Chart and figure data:

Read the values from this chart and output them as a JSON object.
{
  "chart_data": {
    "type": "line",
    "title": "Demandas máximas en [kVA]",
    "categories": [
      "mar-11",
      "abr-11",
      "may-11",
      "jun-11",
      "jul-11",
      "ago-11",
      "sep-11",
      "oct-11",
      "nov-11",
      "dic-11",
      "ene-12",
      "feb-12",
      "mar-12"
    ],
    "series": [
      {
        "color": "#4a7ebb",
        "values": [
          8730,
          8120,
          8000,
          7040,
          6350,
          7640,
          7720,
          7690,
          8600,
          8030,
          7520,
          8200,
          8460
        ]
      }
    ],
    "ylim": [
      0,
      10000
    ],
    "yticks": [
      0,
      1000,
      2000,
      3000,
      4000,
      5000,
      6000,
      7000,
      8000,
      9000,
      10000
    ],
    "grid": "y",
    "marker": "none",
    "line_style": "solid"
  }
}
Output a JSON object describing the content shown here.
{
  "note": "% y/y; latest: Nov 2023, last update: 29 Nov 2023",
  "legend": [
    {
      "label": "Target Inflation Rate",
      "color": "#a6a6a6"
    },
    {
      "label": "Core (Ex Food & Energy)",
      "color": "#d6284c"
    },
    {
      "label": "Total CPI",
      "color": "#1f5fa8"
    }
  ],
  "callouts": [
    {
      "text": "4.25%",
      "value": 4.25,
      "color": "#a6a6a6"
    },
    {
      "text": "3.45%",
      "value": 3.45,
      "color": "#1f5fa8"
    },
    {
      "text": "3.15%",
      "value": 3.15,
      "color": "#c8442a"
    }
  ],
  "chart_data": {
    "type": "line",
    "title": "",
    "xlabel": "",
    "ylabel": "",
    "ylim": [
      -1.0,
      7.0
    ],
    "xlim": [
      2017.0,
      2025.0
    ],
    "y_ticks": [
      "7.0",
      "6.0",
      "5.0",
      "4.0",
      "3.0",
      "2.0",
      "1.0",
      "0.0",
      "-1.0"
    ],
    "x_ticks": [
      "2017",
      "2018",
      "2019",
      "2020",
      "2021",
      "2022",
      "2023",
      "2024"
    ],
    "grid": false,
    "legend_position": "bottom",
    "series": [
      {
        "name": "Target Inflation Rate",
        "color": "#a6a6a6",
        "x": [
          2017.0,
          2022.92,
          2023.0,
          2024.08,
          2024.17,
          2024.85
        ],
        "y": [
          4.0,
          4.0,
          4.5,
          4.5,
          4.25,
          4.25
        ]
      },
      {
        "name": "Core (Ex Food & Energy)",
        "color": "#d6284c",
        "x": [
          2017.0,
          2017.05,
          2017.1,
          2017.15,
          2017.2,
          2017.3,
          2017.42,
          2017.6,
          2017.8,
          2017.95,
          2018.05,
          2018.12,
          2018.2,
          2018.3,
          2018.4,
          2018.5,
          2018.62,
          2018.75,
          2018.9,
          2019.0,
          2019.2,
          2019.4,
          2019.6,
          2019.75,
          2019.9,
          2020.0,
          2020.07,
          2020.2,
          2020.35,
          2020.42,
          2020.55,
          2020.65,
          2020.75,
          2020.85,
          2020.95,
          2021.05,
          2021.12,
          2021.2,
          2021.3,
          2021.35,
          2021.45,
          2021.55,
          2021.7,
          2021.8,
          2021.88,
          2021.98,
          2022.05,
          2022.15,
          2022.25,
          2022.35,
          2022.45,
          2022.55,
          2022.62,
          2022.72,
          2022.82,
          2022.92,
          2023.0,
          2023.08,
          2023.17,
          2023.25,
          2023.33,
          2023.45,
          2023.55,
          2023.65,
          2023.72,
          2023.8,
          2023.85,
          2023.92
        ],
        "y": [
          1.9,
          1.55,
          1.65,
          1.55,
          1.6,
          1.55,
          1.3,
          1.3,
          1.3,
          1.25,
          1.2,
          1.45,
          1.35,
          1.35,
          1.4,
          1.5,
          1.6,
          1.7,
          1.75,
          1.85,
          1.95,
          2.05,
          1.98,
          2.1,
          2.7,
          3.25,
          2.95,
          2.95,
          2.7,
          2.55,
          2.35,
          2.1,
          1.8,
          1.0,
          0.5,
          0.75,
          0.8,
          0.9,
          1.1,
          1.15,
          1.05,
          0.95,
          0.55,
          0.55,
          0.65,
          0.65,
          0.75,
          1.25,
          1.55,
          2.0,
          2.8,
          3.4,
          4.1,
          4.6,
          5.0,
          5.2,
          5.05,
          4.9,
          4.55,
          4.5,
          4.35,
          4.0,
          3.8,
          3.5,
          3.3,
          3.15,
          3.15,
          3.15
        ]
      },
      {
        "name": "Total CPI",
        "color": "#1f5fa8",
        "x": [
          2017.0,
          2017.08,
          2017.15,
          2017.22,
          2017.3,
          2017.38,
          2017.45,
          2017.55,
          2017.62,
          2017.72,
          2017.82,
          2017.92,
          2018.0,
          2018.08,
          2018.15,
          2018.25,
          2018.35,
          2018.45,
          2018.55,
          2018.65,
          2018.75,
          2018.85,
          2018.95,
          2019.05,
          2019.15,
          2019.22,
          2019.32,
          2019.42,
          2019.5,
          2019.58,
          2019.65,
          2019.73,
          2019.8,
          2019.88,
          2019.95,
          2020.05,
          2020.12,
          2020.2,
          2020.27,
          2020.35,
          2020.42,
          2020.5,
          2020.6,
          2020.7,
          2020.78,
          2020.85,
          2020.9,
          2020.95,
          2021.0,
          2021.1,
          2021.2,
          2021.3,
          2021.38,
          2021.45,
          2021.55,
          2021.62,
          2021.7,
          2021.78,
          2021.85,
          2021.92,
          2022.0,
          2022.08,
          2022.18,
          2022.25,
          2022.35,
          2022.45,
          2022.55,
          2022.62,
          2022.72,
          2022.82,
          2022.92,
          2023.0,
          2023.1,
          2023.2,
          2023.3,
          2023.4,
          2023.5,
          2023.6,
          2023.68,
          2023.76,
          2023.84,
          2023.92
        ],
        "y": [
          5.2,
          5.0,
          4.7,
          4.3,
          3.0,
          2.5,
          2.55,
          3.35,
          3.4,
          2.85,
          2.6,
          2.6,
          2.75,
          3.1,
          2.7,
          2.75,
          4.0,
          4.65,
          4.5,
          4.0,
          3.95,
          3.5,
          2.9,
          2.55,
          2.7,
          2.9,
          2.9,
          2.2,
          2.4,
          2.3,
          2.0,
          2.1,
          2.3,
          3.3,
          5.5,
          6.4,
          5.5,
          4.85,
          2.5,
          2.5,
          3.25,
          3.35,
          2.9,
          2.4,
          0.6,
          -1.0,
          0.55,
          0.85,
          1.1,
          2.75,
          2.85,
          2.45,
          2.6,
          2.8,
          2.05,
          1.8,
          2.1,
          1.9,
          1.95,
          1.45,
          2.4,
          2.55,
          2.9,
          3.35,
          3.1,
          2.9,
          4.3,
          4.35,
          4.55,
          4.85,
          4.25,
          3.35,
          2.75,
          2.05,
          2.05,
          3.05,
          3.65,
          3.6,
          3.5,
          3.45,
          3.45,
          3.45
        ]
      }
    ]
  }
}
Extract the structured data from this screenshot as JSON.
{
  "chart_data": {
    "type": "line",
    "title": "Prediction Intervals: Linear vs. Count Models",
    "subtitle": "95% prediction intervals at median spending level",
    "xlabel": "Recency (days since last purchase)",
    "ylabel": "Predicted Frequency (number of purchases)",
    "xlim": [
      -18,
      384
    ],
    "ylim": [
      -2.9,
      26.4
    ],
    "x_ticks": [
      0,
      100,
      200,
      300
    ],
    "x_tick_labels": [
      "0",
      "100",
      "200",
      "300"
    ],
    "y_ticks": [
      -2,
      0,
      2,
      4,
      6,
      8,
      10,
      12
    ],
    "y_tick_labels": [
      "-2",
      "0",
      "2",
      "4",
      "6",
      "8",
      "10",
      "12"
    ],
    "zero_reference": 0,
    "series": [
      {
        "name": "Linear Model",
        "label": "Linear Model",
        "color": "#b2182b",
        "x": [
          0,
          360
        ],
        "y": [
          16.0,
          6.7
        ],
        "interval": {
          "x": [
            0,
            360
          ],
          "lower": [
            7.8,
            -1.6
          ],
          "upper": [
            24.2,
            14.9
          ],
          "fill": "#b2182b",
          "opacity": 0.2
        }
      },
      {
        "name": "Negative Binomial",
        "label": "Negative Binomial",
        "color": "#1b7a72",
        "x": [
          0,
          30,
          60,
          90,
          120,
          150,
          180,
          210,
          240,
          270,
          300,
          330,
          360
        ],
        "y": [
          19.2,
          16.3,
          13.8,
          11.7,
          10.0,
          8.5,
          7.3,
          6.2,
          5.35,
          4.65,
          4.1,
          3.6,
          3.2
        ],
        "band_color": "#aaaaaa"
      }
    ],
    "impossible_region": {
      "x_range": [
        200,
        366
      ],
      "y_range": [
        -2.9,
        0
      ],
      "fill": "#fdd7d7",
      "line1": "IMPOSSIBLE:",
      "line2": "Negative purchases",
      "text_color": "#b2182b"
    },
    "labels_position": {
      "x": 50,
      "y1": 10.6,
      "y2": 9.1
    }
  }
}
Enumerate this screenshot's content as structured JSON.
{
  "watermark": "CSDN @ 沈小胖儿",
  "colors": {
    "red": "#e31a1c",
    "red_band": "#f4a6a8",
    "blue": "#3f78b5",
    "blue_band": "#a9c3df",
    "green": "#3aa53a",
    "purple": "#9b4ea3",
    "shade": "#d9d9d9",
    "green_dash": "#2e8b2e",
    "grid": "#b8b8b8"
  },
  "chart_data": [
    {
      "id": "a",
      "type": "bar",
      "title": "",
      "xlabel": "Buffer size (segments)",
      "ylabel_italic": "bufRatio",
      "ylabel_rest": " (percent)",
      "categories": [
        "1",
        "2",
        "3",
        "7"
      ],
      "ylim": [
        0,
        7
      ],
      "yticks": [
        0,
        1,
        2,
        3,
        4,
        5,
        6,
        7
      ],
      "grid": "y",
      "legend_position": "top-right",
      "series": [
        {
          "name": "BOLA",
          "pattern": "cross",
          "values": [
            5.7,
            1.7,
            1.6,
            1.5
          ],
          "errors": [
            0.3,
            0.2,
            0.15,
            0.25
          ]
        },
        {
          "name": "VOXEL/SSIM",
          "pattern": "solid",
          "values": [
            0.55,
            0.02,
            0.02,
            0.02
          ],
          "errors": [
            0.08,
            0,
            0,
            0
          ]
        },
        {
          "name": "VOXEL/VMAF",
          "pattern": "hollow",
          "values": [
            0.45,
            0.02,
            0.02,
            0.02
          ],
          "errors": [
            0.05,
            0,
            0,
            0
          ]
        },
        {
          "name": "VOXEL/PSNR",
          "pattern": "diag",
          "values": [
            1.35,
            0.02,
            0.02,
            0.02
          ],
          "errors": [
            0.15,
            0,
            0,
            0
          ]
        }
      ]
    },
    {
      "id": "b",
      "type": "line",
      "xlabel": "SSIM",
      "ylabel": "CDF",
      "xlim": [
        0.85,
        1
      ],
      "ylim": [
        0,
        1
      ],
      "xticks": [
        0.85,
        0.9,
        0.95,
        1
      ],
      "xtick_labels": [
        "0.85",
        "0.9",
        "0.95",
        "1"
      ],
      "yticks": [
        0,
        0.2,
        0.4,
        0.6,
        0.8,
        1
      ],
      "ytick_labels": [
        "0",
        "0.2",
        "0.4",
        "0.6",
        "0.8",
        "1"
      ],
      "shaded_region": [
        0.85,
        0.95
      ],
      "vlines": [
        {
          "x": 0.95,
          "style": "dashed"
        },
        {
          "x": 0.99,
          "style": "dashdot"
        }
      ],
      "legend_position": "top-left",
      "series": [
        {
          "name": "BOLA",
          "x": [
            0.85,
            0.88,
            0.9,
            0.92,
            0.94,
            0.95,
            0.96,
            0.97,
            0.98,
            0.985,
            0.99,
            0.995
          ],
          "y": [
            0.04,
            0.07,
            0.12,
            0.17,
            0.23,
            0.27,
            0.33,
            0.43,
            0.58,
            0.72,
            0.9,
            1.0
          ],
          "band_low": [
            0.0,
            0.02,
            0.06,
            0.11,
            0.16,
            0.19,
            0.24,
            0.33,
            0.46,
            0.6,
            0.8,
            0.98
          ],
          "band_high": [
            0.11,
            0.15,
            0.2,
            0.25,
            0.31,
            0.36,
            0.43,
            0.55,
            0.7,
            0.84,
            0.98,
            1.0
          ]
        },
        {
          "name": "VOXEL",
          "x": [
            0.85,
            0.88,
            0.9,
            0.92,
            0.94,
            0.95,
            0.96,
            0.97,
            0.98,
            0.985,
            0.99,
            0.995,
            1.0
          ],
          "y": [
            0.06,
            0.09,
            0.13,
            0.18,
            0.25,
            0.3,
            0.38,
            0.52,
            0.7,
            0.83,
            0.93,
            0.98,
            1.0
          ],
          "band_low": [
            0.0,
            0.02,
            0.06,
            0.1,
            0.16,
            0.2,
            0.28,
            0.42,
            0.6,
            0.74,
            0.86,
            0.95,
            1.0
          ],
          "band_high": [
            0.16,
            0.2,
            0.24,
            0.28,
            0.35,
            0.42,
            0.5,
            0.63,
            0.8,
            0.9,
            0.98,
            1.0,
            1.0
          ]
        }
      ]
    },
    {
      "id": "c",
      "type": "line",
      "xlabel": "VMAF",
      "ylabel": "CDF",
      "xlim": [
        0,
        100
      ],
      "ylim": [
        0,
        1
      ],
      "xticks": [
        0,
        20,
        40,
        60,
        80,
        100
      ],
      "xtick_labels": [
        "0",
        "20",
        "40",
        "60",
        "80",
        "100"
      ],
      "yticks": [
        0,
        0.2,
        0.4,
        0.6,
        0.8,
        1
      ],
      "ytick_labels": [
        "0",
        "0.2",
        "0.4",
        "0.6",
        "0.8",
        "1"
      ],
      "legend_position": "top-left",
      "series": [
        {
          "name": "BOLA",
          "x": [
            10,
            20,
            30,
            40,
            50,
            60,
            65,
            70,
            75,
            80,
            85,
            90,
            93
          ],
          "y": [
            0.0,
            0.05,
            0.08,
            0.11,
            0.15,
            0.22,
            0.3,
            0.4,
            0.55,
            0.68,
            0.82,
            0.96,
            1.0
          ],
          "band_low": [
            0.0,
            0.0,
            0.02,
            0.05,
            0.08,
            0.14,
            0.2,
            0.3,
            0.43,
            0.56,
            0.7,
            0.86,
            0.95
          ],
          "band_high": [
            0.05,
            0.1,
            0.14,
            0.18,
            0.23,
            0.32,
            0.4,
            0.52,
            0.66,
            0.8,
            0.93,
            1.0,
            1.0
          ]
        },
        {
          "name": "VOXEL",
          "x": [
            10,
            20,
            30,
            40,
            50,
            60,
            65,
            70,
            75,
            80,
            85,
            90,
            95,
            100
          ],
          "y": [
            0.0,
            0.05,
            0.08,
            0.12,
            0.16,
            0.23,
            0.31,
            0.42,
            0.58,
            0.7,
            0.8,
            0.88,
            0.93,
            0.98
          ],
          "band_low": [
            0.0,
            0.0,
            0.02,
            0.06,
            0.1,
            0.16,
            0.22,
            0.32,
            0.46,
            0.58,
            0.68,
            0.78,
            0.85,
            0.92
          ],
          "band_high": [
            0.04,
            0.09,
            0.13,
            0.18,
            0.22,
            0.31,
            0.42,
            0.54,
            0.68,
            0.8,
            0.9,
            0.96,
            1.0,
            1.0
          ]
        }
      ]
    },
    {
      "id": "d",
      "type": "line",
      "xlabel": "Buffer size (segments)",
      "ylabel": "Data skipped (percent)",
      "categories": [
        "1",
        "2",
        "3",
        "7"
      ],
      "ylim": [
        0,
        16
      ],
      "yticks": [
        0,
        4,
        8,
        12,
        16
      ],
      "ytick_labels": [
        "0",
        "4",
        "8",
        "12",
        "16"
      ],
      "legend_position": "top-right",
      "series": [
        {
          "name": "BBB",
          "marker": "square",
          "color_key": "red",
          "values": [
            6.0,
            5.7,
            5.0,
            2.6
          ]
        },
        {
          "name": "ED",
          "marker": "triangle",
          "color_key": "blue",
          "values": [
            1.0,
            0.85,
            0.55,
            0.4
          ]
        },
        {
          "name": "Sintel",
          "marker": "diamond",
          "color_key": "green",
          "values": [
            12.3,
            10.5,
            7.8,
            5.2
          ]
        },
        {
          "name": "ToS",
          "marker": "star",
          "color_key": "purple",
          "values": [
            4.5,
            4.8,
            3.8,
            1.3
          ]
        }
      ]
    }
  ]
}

## [What the task asks]
Lines holding the word "VOXEL" in the entries above are the ones to pull out. Copy them all.

## [Response for this exercise]
          "name": "VOXEL/SSIM",
          "name": "VOXEL/VMAF",
          "name": "VOXEL/PSNR",
          "name": "VOXEL",
          "name": "VOXEL",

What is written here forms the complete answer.